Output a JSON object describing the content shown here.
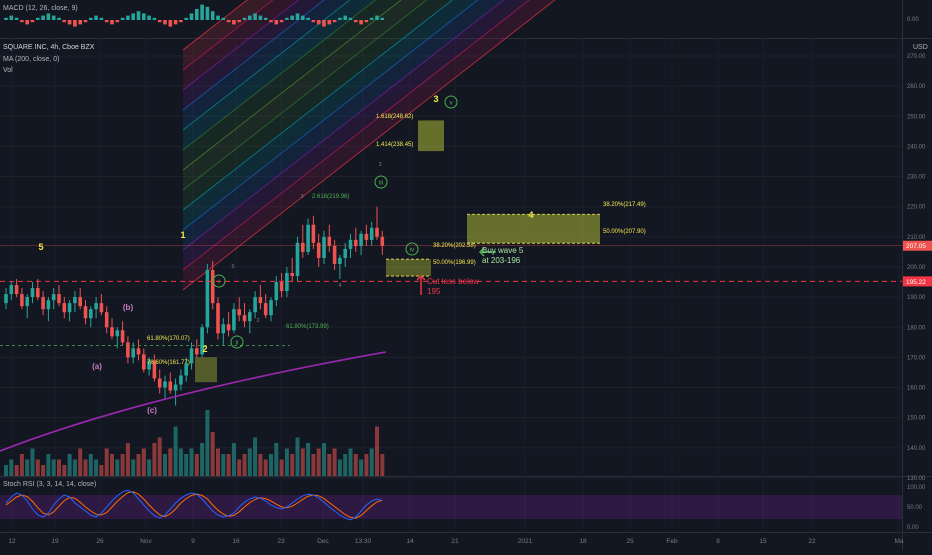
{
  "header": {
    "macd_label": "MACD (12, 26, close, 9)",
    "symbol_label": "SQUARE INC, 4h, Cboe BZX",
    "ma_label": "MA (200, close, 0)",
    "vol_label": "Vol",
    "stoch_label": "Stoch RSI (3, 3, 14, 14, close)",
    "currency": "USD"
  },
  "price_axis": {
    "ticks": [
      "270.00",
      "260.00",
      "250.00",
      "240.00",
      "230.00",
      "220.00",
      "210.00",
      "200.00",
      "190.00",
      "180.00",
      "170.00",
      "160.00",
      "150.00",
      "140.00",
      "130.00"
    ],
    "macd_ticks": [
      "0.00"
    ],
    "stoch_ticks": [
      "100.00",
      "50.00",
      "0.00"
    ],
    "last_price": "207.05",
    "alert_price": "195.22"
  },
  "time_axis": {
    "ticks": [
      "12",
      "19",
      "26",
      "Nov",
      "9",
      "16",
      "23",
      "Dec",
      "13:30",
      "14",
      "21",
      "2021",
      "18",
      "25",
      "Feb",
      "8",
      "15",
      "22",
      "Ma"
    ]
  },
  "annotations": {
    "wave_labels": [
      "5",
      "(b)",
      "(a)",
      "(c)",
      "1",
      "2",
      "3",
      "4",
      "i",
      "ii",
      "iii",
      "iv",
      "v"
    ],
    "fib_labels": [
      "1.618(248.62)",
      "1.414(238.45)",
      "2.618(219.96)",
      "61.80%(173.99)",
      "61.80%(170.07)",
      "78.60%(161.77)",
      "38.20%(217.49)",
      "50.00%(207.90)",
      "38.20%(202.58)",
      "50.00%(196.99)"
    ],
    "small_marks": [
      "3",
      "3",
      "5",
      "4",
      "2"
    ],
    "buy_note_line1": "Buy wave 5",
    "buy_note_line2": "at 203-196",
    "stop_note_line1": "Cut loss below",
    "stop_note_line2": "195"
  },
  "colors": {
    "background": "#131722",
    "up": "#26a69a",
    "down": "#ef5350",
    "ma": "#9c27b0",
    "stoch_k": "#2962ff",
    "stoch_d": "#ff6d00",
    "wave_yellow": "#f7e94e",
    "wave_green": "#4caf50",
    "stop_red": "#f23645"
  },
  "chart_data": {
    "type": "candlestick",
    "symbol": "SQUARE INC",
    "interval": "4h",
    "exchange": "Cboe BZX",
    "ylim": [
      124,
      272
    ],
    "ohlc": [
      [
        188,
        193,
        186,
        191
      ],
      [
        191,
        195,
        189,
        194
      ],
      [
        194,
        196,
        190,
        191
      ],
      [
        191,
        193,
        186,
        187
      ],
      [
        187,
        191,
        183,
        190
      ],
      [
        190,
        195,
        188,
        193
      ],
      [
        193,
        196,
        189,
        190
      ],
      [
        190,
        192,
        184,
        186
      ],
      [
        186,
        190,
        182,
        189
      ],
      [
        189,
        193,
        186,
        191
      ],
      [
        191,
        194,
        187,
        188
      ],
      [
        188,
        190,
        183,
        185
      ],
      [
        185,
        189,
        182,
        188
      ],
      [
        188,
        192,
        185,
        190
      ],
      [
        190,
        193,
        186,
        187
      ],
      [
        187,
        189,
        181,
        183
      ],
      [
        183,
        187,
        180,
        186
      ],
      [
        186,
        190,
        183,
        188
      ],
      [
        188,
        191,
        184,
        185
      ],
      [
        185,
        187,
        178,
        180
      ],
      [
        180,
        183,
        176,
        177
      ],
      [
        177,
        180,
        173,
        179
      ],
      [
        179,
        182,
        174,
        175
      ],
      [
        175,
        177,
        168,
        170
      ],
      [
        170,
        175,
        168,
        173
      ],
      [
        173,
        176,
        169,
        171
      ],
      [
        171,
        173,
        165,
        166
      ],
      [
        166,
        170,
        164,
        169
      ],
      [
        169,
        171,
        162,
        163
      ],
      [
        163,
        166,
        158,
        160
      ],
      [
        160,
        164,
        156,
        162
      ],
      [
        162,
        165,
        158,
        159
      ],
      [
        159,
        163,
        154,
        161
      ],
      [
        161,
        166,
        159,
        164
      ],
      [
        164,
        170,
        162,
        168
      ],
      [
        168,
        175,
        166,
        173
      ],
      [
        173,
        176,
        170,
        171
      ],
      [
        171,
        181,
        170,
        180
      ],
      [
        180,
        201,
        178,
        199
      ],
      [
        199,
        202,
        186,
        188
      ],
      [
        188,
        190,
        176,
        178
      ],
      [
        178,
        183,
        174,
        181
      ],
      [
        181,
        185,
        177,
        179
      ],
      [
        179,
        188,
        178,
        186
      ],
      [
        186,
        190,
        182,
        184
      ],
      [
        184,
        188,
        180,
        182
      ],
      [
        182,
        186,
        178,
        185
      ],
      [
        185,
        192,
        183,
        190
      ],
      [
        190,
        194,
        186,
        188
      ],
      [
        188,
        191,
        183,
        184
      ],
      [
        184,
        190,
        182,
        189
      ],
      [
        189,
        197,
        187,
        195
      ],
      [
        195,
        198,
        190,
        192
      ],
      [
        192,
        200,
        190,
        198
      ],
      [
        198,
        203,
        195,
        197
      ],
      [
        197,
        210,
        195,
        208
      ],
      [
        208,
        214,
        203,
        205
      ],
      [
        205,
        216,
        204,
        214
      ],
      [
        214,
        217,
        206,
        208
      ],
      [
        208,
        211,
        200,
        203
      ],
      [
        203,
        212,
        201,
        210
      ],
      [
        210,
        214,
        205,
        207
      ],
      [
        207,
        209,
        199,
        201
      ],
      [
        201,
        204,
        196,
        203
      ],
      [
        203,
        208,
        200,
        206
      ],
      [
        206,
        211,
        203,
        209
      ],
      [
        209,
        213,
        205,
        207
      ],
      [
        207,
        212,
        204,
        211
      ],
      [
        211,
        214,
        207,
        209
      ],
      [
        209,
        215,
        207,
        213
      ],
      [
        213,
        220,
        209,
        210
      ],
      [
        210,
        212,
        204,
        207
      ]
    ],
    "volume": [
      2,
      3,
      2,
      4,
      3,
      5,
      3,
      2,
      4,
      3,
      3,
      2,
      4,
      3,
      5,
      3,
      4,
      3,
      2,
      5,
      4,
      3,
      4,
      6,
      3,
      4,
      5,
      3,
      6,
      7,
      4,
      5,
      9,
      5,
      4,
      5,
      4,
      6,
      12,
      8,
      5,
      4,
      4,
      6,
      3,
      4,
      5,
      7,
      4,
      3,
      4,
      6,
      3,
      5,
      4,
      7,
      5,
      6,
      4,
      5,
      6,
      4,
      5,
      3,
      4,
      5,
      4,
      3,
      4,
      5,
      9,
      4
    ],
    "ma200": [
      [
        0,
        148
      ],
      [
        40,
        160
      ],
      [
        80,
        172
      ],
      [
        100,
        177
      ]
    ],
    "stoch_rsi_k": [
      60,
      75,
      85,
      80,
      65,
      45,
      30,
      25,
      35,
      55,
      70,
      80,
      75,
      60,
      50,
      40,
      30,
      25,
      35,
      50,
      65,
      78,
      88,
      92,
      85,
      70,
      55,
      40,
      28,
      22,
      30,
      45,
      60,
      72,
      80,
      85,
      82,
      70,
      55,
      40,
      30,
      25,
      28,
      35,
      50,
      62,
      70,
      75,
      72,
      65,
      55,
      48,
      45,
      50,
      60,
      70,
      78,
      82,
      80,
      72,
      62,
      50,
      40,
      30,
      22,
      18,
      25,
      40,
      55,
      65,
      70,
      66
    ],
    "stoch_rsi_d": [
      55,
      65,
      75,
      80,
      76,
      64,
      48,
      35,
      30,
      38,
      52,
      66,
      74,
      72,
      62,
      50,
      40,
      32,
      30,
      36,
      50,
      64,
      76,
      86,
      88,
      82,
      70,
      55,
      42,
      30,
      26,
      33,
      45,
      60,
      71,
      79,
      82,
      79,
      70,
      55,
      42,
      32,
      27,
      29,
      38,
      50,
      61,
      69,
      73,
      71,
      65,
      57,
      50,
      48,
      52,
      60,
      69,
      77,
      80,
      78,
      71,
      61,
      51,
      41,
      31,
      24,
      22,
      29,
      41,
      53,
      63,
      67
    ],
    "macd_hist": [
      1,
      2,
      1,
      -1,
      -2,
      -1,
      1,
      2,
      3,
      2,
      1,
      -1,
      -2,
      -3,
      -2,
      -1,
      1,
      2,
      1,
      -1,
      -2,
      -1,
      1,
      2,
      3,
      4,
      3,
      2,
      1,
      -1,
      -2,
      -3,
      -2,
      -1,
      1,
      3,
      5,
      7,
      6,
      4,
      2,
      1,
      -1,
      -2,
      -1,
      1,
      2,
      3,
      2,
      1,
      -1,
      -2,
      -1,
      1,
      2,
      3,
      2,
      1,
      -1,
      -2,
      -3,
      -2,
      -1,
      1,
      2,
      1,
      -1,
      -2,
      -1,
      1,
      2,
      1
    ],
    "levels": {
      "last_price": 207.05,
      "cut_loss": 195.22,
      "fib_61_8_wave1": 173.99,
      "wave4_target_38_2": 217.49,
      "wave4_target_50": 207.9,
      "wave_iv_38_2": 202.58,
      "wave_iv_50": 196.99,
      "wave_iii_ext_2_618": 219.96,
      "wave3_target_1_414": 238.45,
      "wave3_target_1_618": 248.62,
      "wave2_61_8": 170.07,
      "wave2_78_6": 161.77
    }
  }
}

Set exercise
Only the number is wanted: how many lines in the preceding entries hold the string "close"?

Reply
3